» Exercise details:
Reproduce the listing below in full and without alteration, apart from its pictures.
[begin Record set]
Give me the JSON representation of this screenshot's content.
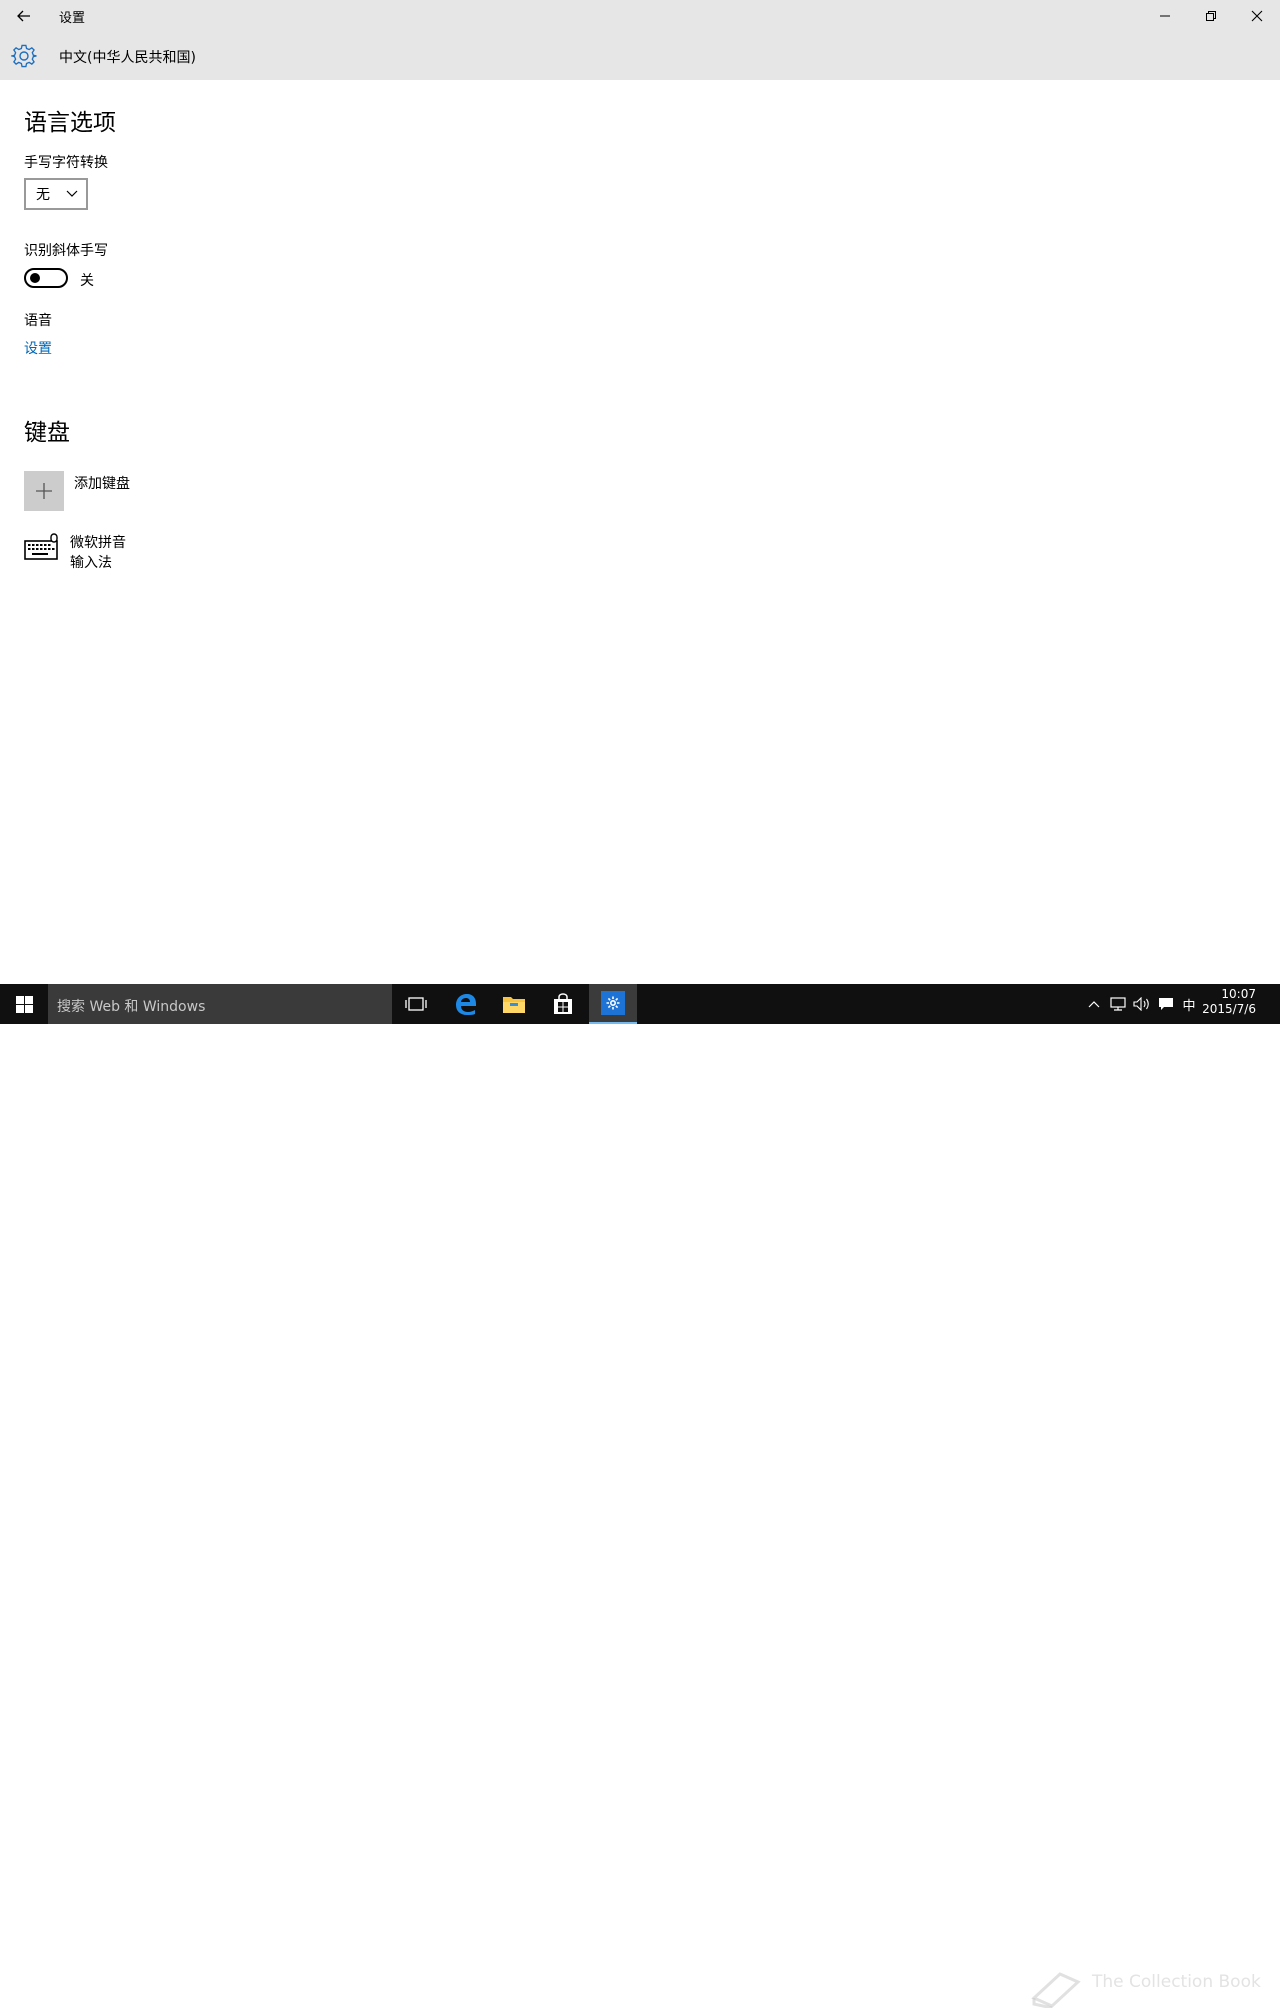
{
  "window": {
    "title": "设置",
    "page_header": "中文(中华人民共和国)"
  },
  "language_options": {
    "heading": "语言选项",
    "handwriting_conversion": {
      "label": "手写字符转换",
      "selected": "无"
    },
    "italic_handwriting": {
      "label": "识别斜体手写",
      "state": "关",
      "on": false
    },
    "speech": {
      "label": "语音",
      "link": "设置"
    }
  },
  "keyboard": {
    "heading": "键盘",
    "add_label": "添加键盘",
    "installed": {
      "name_line1": "微软拼音",
      "name_line2": "输入法"
    }
  },
  "taskbar": {
    "search_placeholder": "搜索 Web 和 Windows",
    "ime_indicator": "中",
    "time": "10:07",
    "date": "2015/7/6",
    "watermark": "The Collection Book"
  },
  "colors": {
    "accent": "#0067b8",
    "titlebar": "#e6e6e6",
    "taskbar": "#101010"
  },
  "icons": [
    "back-icon",
    "minimize-icon",
    "restore-icon",
    "close-icon",
    "gear-icon",
    "chevron-down-icon",
    "plus-icon",
    "keyboard-icon",
    "windows-logo-icon",
    "task-view-icon",
    "edge-icon",
    "file-explorer-icon",
    "store-icon",
    "settings-icon",
    "up-chevron-icon",
    "network-icon",
    "volume-icon",
    "action-center-icon",
    "book-icon"
  ]
}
[end Record set]
» Result of this task:
Give me the JSON representation of this screenshot's content.
{
  "window": {
    "title": "设置",
    "page_header": "中文(中华人民共和国)"
  },
  "language_options": {
    "heading": "语言选项",
    "handwriting_conversion": {
      "label": "手写字符转换",
      "selected": "无"
    },
    "italic_handwriting": {
      "label": "识别斜体手写",
      "state": "关",
      "on": false
    },
    "speech": {
      "label": "语音",
      "link": "设置"
    }
  },
  "keyboard": {
    "heading": "键盘",
    "add_label": "添加键盘",
    "installed": {
      "name_line1": "微软拼音",
      "name_line2": "输入法"
    }
  },
  "taskbar": {
    "search_placeholder": "搜索 Web 和 Windows",
    "ime_indicator": "中",
    "time": "10:07",
    "date": "2015/7/6",
    "watermark": "The Collection Book"
  },
  "colors": {
    "accent": "#0067b8",
    "titlebar": "#e6e6e6",
    "taskbar": "#101010"
  },
  "icons": [
    "back-icon",
    "minimize-icon",
    "restore-icon",
    "close-icon",
    "gear-icon",
    "chevron-down-icon",
    "plus-icon",
    "keyboard-icon",
    "windows-logo-icon",
    "task-view-icon",
    "edge-icon",
    "file-explorer-icon",
    "store-icon",
    "settings-icon",
    "up-chevron-icon",
    "network-icon",
    "volume-icon",
    "action-center-icon",
    "book-icon"
  ]
}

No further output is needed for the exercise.